* BEGIN Exercise input *
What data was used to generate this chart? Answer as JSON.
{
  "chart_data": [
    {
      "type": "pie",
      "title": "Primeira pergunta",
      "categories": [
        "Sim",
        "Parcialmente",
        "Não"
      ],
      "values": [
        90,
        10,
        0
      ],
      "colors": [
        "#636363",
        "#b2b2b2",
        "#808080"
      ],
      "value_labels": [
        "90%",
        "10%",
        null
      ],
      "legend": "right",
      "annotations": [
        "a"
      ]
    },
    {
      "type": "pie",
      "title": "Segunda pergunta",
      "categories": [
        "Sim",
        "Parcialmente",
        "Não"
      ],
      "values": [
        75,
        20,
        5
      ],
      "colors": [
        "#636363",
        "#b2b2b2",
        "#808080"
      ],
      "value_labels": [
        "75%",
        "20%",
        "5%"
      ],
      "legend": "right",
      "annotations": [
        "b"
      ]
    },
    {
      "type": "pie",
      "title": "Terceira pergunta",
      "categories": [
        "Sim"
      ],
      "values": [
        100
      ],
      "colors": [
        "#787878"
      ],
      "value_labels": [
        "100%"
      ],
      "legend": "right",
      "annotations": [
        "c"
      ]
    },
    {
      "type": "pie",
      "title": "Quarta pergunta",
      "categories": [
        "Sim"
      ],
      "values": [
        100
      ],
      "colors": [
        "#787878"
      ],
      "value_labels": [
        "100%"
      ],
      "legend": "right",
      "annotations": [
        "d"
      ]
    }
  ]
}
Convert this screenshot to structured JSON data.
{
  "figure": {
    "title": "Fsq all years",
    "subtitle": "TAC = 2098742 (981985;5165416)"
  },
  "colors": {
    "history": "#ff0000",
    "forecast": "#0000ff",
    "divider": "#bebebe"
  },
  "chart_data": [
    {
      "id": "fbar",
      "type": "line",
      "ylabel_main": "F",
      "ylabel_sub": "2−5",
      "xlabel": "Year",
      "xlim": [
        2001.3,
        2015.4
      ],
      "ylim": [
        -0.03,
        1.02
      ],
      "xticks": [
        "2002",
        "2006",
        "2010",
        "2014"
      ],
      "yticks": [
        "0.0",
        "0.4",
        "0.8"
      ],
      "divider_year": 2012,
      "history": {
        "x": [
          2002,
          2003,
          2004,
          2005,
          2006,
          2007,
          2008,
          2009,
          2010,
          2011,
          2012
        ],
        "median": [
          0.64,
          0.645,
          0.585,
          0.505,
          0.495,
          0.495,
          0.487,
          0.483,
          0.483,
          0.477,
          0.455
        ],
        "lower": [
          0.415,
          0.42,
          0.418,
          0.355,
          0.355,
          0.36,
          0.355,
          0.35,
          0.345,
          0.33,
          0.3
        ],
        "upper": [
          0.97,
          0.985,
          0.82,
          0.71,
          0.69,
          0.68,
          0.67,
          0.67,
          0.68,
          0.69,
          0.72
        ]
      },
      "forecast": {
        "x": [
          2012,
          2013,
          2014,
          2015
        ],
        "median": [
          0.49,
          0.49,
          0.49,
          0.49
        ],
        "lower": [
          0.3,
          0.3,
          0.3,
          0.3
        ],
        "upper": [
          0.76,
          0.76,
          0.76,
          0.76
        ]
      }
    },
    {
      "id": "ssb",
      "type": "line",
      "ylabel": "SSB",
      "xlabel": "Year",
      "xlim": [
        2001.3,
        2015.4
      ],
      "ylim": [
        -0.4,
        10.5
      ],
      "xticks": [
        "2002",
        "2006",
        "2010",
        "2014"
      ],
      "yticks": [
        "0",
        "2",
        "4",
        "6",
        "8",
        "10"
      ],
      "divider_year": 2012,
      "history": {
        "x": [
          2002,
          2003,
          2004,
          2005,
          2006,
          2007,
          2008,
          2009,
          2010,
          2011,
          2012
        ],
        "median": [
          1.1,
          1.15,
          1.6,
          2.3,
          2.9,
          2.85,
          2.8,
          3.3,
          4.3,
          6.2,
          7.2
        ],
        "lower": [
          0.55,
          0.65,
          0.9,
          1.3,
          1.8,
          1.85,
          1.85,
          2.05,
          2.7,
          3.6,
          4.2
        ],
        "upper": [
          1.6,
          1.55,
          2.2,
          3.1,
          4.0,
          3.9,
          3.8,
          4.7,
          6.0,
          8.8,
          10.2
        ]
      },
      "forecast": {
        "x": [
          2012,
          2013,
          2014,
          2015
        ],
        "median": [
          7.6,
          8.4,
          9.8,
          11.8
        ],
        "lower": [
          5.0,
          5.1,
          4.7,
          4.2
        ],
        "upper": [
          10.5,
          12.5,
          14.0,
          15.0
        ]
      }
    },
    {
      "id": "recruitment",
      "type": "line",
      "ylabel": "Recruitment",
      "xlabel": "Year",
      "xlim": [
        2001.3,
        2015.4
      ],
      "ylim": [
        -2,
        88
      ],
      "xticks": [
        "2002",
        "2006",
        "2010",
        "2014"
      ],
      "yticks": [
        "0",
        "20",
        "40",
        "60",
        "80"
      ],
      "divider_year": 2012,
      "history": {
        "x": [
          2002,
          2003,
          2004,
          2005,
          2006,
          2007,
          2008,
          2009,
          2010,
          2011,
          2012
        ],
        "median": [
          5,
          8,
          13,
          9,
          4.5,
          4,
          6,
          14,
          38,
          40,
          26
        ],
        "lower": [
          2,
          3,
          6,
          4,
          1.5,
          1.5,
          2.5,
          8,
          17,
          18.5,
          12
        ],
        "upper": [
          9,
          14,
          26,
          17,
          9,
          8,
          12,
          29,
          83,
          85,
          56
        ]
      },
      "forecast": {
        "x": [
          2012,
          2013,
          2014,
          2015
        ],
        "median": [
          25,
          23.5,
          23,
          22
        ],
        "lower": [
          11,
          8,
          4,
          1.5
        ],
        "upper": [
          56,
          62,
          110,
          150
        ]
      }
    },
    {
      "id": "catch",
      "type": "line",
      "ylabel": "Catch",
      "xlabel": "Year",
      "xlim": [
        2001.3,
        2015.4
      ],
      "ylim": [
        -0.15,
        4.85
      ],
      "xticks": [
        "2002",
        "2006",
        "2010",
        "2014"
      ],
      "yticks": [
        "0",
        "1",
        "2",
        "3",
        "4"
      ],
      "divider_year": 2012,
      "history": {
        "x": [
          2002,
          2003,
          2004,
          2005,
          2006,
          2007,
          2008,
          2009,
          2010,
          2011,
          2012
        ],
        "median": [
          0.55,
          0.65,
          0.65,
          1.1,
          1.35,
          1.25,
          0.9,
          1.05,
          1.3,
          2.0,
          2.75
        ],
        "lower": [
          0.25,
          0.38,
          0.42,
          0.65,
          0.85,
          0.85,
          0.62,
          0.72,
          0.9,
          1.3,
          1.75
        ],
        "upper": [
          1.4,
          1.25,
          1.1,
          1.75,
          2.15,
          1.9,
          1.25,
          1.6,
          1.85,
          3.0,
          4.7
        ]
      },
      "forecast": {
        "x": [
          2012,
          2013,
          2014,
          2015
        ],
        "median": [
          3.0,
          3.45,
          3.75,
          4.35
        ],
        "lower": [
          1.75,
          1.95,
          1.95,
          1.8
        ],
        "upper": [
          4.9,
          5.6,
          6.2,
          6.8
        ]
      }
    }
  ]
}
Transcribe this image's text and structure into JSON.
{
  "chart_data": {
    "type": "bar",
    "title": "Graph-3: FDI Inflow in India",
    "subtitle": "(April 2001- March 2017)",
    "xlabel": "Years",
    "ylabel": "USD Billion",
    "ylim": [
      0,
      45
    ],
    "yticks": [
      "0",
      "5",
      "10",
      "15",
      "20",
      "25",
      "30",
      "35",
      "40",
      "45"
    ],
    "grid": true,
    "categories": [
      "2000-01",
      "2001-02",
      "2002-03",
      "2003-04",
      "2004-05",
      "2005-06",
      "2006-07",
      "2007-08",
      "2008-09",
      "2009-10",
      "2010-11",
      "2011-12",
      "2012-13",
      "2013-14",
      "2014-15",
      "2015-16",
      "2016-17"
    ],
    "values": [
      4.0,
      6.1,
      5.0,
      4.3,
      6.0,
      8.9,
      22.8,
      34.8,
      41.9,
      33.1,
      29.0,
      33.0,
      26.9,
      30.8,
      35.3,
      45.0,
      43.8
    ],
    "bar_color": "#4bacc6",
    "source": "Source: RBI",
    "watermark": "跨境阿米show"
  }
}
* END Exercise input *
Copy whichever lines in the listing above contain the word "pergunta".

      "title": "Primeira pergunta",
      "title": "Segunda pergunta",
      "title": "Terceira pergunta",
      "title": "Quarta pergunta",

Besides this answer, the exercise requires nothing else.